===== Passage to read =====
What about when you're washing your hair?
Do you put intentional thought and awareness into washing your hair? Each step of the process, what you're doing, the connection of your hands, your nails, the feeling of your hair, the feeling of your scalp, the feeling of the water, the action of cleansing, of revitalizing, the smell of the soaps, the difference in your hair from dry to wet, from dirty to clean, from shampooed to conditioned.
Washing your hair, cleaning yourself, this routine you perform... is it just a routine? Is it an absent-minded necessity or is it a ritual filled with intention? Are you kind to yourself, as you wash your hair? Slow, gentle, considerate? Or are you perfunctory, rough, impatient? Are you "being present" in this activity with yourself, or are you distracted by thoughts of the day, of work, of chores, of life, of others?
So, how do you wash your hair?
As you think about that, consider also...
How would you wash the hair of another person?
When you wash your child's hair, how "mindfully" are you doing it? How "present" are you in this relational moment with this tiny human? Ask yourself, again, is this a ritual filled with intention? Are you being kind, considerate, gentle? Or are you being impatient, rough, distracted? How aware are you of how your child is responding to having their hair washed? Are they relaxed, or are they tense? Are they "being present" in the moment?
How do they feel to you?
Now, consider...
How would you wash the hair of a friend?
How would you wash the hair of a lover?
How would you wash the hair of a parent?
How would you wash the hair of a stranger?
Does your relationship with that person change how you would wash their hair? Does your relationship with that person change where your focus, your awareness might be? Would you be more cautious, withdrawn, hurried with the stranger? Perhaps more confident, sensual, soft, slow with the lover? How aware and reactive would you be to their experience, their body, their reactions and energy?
Does your relationship with yourself, in regards to that person have influence?
Does your relationship with yourself, and your relationship with the activity impact how you wash your own hair?
We do not exist in a vacuum, and every action is influenced by relationships. Relationships with our environment, with our activity, with other people, with our culture, with our world, with ourselves... Whether you are intentionally aware, intentionally "mindful" of these relationships or not, they exist, and they have impact, influence. It can be very easy to fall into the complacency of routine, of time, of repetitiveness, and we may find we have lost intentional awareness around relationality.
Be intentional about your relationships, your interactions, your existence, in all things.
It happens surprisingly fast, the way your shadow leaves you. All day you’ve been linked by the light, but now that darkness gathers the world in a great black tide, your shadow joins the sea of all other shadows. If you stand here long enough, you, too, will forget your lines and merge with the tall grass and old trees, with the crows and the flooding river—all these pieces of the world that daylight has broken into objects of singular loneliness. It happens surprisingly fast, the drawing in of your shadow, and standing in the field, you become the field, and standing in the night, you are gathered by night, Invisible birds sing to the memory of light but then even those separate songs fade, tiny drops of ink in an infinite spilling.
Rosemerry Wahtola Trommer - Still Life at Dusk,' Poetry of Presence: An Anthology of Mindfulness Poems, 2017)
"When I speak of poetry I am not thinking of it as a genre. Poetry is an awareness of the world, a particular way of relating to reality. So poetry becomes a philosophy to guide a man throughout his life…. [With poetry, one] is capable of going beyond the limitations of coherent logic, and conveying the deep complexity and truth of the impalpable connections and hidden phenomena of life."
===== Input data =====
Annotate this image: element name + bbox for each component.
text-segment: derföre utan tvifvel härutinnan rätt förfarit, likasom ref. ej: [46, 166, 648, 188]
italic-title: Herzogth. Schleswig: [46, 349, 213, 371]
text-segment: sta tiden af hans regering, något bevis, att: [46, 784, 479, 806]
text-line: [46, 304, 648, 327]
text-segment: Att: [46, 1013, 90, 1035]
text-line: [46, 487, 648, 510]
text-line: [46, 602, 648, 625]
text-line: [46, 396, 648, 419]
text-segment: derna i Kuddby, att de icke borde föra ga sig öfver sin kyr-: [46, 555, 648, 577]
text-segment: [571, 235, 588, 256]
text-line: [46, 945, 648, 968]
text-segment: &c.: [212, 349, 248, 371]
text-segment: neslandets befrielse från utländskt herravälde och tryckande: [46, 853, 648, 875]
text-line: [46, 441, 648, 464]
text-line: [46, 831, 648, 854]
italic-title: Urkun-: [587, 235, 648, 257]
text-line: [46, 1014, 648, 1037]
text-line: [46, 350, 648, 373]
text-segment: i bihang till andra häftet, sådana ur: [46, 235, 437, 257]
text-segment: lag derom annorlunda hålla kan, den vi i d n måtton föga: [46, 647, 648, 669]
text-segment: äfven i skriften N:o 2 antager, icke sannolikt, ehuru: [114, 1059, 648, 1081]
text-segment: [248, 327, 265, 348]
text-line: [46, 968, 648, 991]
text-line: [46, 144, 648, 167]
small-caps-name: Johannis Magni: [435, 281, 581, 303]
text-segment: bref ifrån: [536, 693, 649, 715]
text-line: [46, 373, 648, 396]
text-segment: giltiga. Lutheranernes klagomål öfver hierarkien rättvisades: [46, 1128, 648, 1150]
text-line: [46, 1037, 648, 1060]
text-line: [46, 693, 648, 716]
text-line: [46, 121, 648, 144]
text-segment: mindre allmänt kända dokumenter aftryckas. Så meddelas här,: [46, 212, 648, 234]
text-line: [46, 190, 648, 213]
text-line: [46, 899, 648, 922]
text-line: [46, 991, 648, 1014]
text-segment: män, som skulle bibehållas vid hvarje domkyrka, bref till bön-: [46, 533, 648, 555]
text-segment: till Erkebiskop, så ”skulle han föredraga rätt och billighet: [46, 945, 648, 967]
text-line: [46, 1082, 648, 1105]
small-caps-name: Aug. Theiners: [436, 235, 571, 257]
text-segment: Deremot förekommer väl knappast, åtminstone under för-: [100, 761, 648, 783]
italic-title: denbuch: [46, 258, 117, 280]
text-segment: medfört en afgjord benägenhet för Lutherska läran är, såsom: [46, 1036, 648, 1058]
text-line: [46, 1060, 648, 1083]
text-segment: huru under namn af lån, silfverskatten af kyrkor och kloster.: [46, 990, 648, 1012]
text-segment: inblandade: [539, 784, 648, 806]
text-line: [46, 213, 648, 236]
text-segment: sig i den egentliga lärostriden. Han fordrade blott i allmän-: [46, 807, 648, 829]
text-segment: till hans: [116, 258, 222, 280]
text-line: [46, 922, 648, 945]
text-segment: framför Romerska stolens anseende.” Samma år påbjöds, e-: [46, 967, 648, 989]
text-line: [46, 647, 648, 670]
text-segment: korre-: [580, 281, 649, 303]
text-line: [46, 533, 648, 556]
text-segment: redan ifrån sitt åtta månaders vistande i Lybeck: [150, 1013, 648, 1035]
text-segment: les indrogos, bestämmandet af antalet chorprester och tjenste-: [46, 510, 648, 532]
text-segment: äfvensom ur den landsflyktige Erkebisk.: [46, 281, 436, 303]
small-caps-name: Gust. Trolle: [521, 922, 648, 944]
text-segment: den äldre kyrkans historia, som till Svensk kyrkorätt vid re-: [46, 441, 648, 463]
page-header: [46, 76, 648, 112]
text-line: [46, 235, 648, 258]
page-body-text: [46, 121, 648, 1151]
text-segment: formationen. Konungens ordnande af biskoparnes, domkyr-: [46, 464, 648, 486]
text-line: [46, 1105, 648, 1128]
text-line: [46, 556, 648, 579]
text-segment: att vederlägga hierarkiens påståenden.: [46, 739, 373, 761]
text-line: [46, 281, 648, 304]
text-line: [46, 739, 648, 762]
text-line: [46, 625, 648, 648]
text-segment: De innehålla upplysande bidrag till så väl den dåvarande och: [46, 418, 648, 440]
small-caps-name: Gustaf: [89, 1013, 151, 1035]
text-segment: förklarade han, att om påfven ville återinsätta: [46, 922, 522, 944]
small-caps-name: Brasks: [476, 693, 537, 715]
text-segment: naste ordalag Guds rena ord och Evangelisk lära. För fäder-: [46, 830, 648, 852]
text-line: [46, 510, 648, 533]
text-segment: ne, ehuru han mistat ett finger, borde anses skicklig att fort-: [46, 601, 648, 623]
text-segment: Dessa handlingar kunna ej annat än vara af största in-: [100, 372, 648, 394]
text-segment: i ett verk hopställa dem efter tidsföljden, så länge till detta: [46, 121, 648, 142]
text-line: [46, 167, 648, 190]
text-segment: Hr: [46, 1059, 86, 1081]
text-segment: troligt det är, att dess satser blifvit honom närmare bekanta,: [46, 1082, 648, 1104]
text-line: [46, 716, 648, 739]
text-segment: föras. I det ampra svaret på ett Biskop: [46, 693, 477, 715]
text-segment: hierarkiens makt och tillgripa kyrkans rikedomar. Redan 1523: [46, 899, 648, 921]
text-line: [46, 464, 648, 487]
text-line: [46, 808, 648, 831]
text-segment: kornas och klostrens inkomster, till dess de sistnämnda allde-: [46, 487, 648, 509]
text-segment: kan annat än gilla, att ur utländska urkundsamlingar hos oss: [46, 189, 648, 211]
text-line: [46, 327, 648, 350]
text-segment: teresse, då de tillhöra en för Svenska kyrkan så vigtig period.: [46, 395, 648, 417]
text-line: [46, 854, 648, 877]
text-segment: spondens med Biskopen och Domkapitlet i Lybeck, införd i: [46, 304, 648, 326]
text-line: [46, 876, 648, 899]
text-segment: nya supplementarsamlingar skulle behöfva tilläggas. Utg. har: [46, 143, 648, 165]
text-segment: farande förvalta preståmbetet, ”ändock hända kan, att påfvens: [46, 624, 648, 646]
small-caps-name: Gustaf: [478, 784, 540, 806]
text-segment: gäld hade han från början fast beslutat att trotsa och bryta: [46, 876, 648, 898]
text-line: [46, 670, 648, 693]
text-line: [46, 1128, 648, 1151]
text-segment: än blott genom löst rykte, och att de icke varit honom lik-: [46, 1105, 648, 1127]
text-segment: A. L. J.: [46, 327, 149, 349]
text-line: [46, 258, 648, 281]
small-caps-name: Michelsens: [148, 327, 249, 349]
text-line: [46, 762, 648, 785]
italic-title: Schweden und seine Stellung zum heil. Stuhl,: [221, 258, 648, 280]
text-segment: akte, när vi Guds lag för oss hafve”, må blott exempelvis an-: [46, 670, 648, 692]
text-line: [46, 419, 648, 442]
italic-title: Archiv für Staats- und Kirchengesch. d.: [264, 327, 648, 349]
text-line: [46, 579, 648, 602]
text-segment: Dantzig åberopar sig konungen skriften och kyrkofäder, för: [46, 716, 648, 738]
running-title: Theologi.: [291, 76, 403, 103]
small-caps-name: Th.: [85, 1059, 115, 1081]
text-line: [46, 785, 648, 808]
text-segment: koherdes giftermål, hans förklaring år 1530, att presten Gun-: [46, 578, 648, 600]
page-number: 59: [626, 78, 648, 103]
=====
* [Exercise instructions]: In the passage about washing hair, what is every action said to be influenced by?

* [Response]: Every action is influenced by relationships.